[Recorded data]
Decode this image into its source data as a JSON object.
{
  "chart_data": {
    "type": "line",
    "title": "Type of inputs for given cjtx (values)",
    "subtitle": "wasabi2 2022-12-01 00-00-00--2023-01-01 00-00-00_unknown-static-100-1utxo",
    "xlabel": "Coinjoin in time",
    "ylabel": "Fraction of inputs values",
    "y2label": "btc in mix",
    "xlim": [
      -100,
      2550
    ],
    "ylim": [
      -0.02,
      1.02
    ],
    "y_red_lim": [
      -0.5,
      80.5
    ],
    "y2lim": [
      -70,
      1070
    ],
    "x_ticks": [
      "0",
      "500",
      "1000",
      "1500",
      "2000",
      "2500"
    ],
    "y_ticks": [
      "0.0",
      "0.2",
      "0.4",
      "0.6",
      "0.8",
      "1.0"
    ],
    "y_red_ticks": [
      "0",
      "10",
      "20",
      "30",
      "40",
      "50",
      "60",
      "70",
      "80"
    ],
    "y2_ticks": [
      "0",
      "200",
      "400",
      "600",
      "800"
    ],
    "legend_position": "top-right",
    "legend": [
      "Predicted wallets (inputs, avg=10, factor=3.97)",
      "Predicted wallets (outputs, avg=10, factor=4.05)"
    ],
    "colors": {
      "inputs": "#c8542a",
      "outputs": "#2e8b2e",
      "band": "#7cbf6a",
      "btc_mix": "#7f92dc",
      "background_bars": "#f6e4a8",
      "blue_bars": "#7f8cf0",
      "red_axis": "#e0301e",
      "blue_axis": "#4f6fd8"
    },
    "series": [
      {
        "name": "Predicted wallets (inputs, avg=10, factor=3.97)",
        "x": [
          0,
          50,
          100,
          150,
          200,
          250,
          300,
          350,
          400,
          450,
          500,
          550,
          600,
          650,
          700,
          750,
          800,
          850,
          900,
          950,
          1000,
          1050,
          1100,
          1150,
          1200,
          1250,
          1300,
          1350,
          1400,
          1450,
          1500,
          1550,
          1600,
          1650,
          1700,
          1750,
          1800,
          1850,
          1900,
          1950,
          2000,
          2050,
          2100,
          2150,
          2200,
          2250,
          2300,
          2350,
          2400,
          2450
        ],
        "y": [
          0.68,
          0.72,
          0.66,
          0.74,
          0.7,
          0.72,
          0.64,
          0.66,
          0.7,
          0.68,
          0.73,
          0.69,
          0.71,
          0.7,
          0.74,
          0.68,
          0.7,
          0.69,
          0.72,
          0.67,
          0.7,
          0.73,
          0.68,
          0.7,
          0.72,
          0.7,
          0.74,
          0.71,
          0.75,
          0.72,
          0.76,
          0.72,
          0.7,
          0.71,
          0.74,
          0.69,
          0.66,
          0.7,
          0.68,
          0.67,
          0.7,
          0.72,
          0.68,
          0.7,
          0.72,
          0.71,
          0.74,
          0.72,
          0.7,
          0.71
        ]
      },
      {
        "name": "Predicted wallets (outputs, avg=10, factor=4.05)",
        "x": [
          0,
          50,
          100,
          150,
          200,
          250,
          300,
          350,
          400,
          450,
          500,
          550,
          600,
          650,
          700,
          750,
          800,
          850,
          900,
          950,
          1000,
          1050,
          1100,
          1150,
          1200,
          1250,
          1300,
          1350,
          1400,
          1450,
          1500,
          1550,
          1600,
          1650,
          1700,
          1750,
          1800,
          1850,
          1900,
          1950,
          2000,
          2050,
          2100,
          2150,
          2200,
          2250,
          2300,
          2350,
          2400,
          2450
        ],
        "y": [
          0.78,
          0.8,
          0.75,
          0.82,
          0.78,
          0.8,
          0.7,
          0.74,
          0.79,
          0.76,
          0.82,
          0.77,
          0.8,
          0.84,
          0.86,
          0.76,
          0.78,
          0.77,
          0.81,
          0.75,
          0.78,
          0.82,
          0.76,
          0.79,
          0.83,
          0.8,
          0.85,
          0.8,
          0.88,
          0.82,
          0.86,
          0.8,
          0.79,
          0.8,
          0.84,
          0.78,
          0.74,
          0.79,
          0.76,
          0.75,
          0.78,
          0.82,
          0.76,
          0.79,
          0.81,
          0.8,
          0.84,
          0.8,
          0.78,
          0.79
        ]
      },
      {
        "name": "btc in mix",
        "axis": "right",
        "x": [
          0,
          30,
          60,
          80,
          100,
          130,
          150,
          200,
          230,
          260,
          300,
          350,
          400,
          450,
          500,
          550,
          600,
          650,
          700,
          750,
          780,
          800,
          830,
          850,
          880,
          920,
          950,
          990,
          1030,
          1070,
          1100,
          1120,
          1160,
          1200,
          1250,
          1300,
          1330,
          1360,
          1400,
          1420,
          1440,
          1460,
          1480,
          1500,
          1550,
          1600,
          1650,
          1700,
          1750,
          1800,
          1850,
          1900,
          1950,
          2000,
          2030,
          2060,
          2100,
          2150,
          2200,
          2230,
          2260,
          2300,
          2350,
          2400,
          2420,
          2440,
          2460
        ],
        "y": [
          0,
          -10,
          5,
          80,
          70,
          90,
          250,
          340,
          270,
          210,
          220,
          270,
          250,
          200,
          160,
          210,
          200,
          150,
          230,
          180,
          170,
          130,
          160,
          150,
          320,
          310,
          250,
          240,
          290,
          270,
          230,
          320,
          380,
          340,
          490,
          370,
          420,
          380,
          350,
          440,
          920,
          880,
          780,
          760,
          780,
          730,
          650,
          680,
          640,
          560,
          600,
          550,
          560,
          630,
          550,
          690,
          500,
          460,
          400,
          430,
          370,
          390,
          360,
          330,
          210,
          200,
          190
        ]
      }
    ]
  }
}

**The task**
Transcribe the material above in its entirety. Match it exactly.

**Exercise solution**
Decode this image into its source data as a JSON object.
{
  "chart_data": {
    "type": "line",
    "title": "Type of inputs for given cjtx (values)",
    "subtitle": "wasabi2 2022-12-01 00-00-00--2023-01-01 00-00-00_unknown-static-100-1utxo",
    "xlabel": "Coinjoin in time",
    "ylabel": "Fraction of inputs values",
    "y2label": "btc in mix",
    "xlim": [
      -100,
      2550
    ],
    "ylim": [
      -0.02,
      1.02
    ],
    "y_red_lim": [
      -0.5,
      80.5
    ],
    "y2lim": [
      -70,
      1070
    ],
    "x_ticks": [
      "0",
      "500",
      "1000",
      "1500",
      "2000",
      "2500"
    ],
    "y_ticks": [
      "0.0",
      "0.2",
      "0.4",
      "0.6",
      "0.8",
      "1.0"
    ],
    "y_red_ticks": [
      "0",
      "10",
      "20",
      "30",
      "40",
      "50",
      "60",
      "70",
      "80"
    ],
    "y2_ticks": [
      "0",
      "200",
      "400",
      "600",
      "800"
    ],
    "legend_position": "top-right",
    "legend": [
      "Predicted wallets (inputs, avg=10, factor=3.97)",
      "Predicted wallets (outputs, avg=10, factor=4.05)"
    ],
    "colors": {
      "inputs": "#c8542a",
      "outputs": "#2e8b2e",
      "band": "#7cbf6a",
      "btc_mix": "#7f92dc",
      "background_bars": "#f6e4a8",
      "blue_bars": "#7f8cf0",
      "red_axis": "#e0301e",
      "blue_axis": "#4f6fd8"
    },
    "series": [
      {
        "name": "Predicted wallets (inputs, avg=10, factor=3.97)",
        "x": [
          0,
          50,
          100,
          150,
          200,
          250,
          300,
          350,
          400,
          450,
          500,
          550,
          600,
          650,
          700,
          750,
          800,
          850,
          900,
          950,
          1000,
          1050,
          1100,
          1150,
          1200,
          1250,
          1300,
          1350,
          1400,
          1450,
          1500,
          1550,
          1600,
          1650,
          1700,
          1750,
          1800,
          1850,
          1900,
          1950,
          2000,
          2050,
          2100,
          2150,
          2200,
          2250,
          2300,
          2350,
          2400,
          2450
        ],
        "y": [
          0.68,
          0.72,
          0.66,
          0.74,
          0.7,
          0.72,
          0.64,
          0.66,
          0.7,
          0.68,
          0.73,
          0.69,
          0.71,
          0.7,
          0.74,
          0.68,
          0.7,
          0.69,
          0.72,
          0.67,
          0.7,
          0.73,
          0.68,
          0.7,
          0.72,
          0.7,
          0.74,
          0.71,
          0.75,
          0.72,
          0.76,
          0.72,
          0.7,
          0.71,
          0.74,
          0.69,
          0.66,
          0.7,
          0.68,
          0.67,
          0.7,
          0.72,
          0.68,
          0.7,
          0.72,
          0.71,
          0.74,
          0.72,
          0.7,
          0.71
        ]
      },
      {
        "name": "Predicted wallets (outputs, avg=10, factor=4.05)",
        "x": [
          0,
          50,
          100,
          150,
          200,
          250,
          300,
          350,
          400,
          450,
          500,
          550,
          600,
          650,
          700,
          750,
          800,
          850,
          900,
          950,
          1000,
          1050,
          1100,
          1150,
          1200,
          1250,
          1300,
          1350,
          1400,
          1450,
          1500,
          1550,
          1600,
          1650,
          1700,
          1750,
          1800,
          1850,
          1900,
          1950,
          2000,
          2050,
          2100,
          2150,
          2200,
          2250,
          2300,
          2350,
          2400,
          2450
        ],
        "y": [
          0.78,
          0.8,
          0.75,
          0.82,
          0.78,
          0.8,
          0.7,
          0.74,
          0.79,
          0.76,
          0.82,
          0.77,
          0.8,
          0.84,
          0.86,
          0.76,
          0.78,
          0.77,
          0.81,
          0.75,
          0.78,
          0.82,
          0.76,
          0.79,
          0.83,
          0.8,
          0.85,
          0.8,
          0.88,
          0.82,
          0.86,
          0.8,
          0.79,
          0.8,
          0.84,
          0.78,
          0.74,
          0.79,
          0.76,
          0.75,
          0.78,
          0.82,
          0.76,
          0.79,
          0.81,
          0.8,
          0.84,
          0.8,
          0.78,
          0.79
        ]
      },
      {
        "name": "btc in mix",
        "axis": "right",
        "x": [
          0,
          30,
          60,
          80,
          100,
          130,
          150,
          200,
          230,
          260,
          300,
          350,
          400,
          450,
          500,
          550,
          600,
          650,
          700,
          750,
          780,
          800,
          830,
          850,
          880,
          920,
          950,
          990,
          1030,
          1070,
          1100,
          1120,
          1160,
          1200,
          1250,
          1300,
          1330,
          1360,
          1400,
          1420,
          1440,
          1460,
          1480,
          1500,
          1550,
          1600,
          1650,
          1700,
          1750,
          1800,
          1850,
          1900,
          1950,
          2000,
          2030,
          2060,
          2100,
          2150,
          2200,
          2230,
          2260,
          2300,
          2350,
          2400,
          2420,
          2440,
          2460
        ],
        "y": [
          0,
          -10,
          5,
          80,
          70,
          90,
          250,
          340,
          270,
          210,
          220,
          270,
          250,
          200,
          160,
          210,
          200,
          150,
          230,
          180,
          170,
          130,
          160,
          150,
          320,
          310,
          250,
          240,
          290,
          270,
          230,
          320,
          380,
          340,
          490,
          370,
          420,
          380,
          350,
          440,
          920,
          880,
          780,
          760,
          780,
          730,
          650,
          680,
          640,
          560,
          600,
          550,
          560,
          630,
          550,
          690,
          500,
          460,
          400,
          430,
          370,
          390,
          360,
          330,
          210,
          200,
          190
        ]
      }
    ]
  }
}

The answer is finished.